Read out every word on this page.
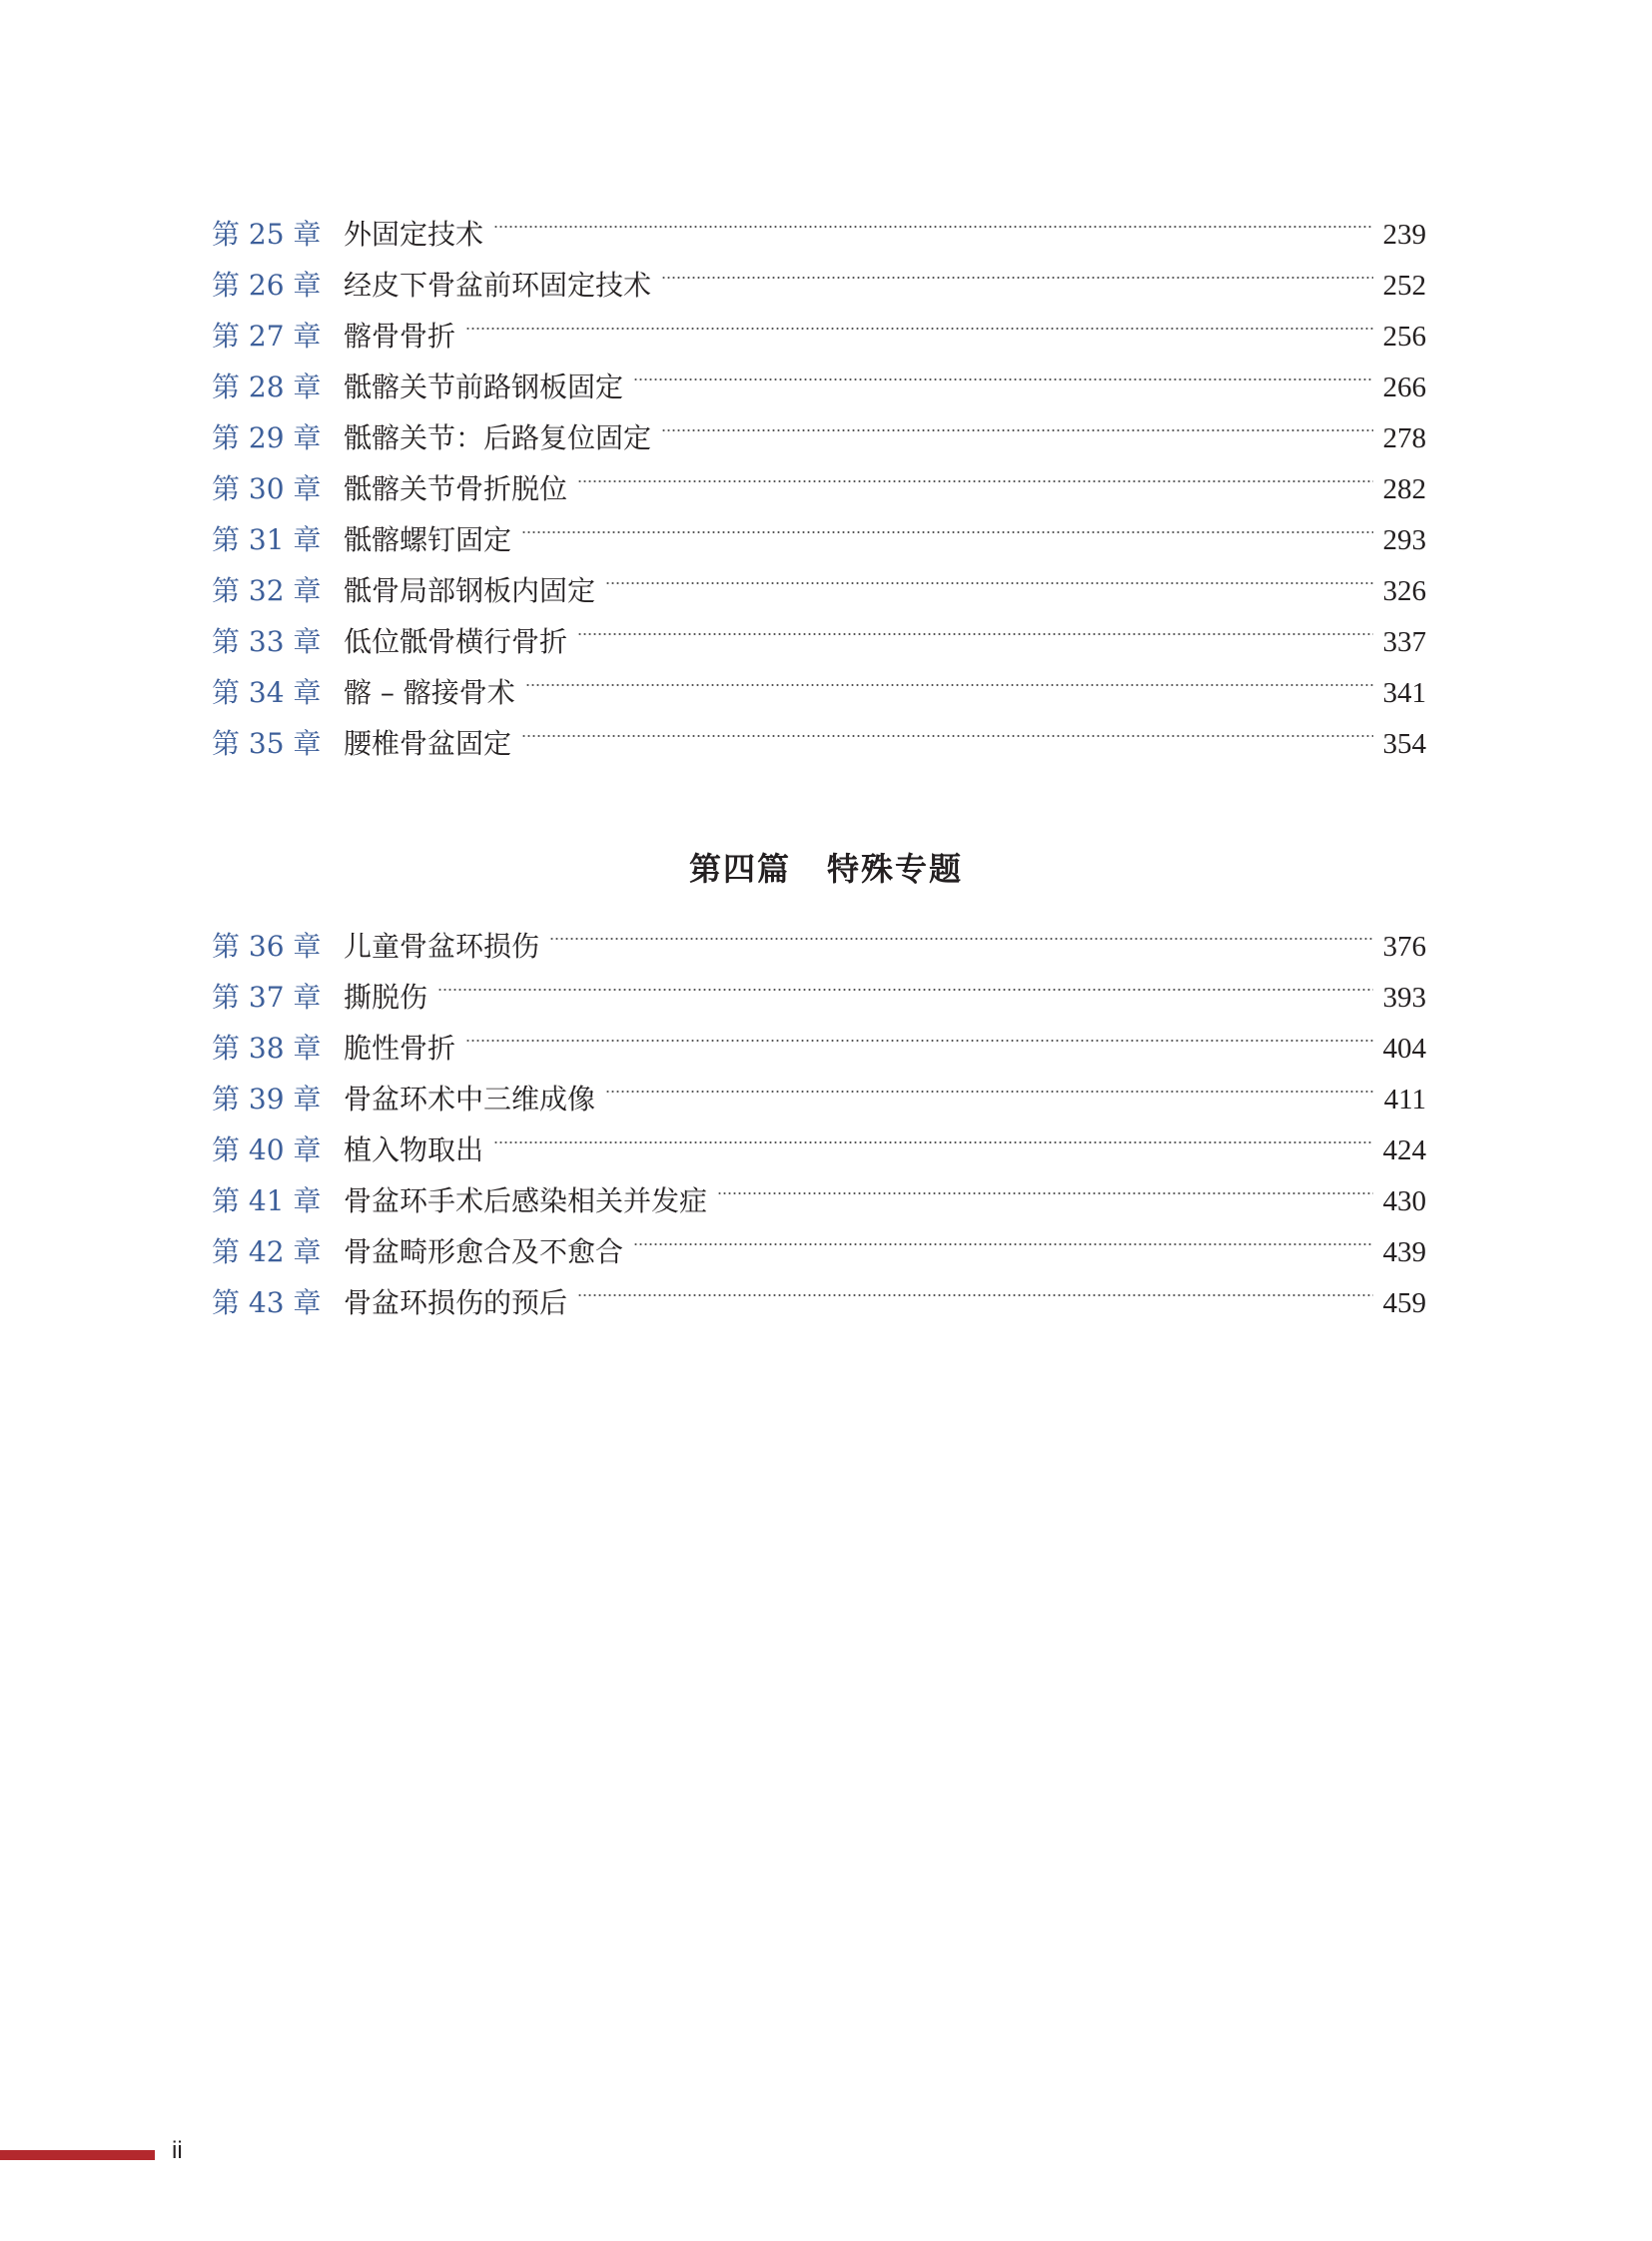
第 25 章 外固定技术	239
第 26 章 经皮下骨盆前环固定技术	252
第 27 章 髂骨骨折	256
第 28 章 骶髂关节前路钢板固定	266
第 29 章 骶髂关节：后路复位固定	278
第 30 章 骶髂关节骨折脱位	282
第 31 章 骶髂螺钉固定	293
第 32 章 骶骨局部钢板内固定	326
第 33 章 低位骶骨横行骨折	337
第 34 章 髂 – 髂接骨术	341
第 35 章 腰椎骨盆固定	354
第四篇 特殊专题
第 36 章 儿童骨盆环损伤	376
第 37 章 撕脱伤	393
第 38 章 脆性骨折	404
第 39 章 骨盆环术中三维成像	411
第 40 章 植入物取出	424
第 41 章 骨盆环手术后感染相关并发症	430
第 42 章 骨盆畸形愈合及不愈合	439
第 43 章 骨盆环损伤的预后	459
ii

..............................

§ WRITTEN INSTRUCTION: Repeat the material above word for word, please, apart from its images.

§ RESPONSE TO THIS TASK:
Read out every word on this page.
第 25 章 外固定技术	239
第 26 章 经皮下骨盆前环固定技术	252
第 27 章 髂骨骨折	256
第 28 章 骶髂关节前路钢板固定	266
第 29 章 骶髂关节：后路复位固定	278
第 30 章 骶髂关节骨折脱位	282
第 31 章 骶髂螺钉固定	293
第 32 章 骶骨局部钢板内固定	326
第 33 章 低位骶骨横行骨折	337
第 34 章 髂 – 髂接骨术	341
第 35 章 腰椎骨盆固定	354
第四篇 特殊专题
第 36 章 儿童骨盆环损伤	376
第 37 章 撕脱伤	393
第 38 章 脆性骨折	404
第 39 章 骨盆环术中三维成像	411
第 40 章 植入物取出	424
第 41 章 骨盆环手术后感染相关并发症	430
第 42 章 骨盆畸形愈合及不愈合	439
第 43 章 骨盆环损伤的预后	459
ii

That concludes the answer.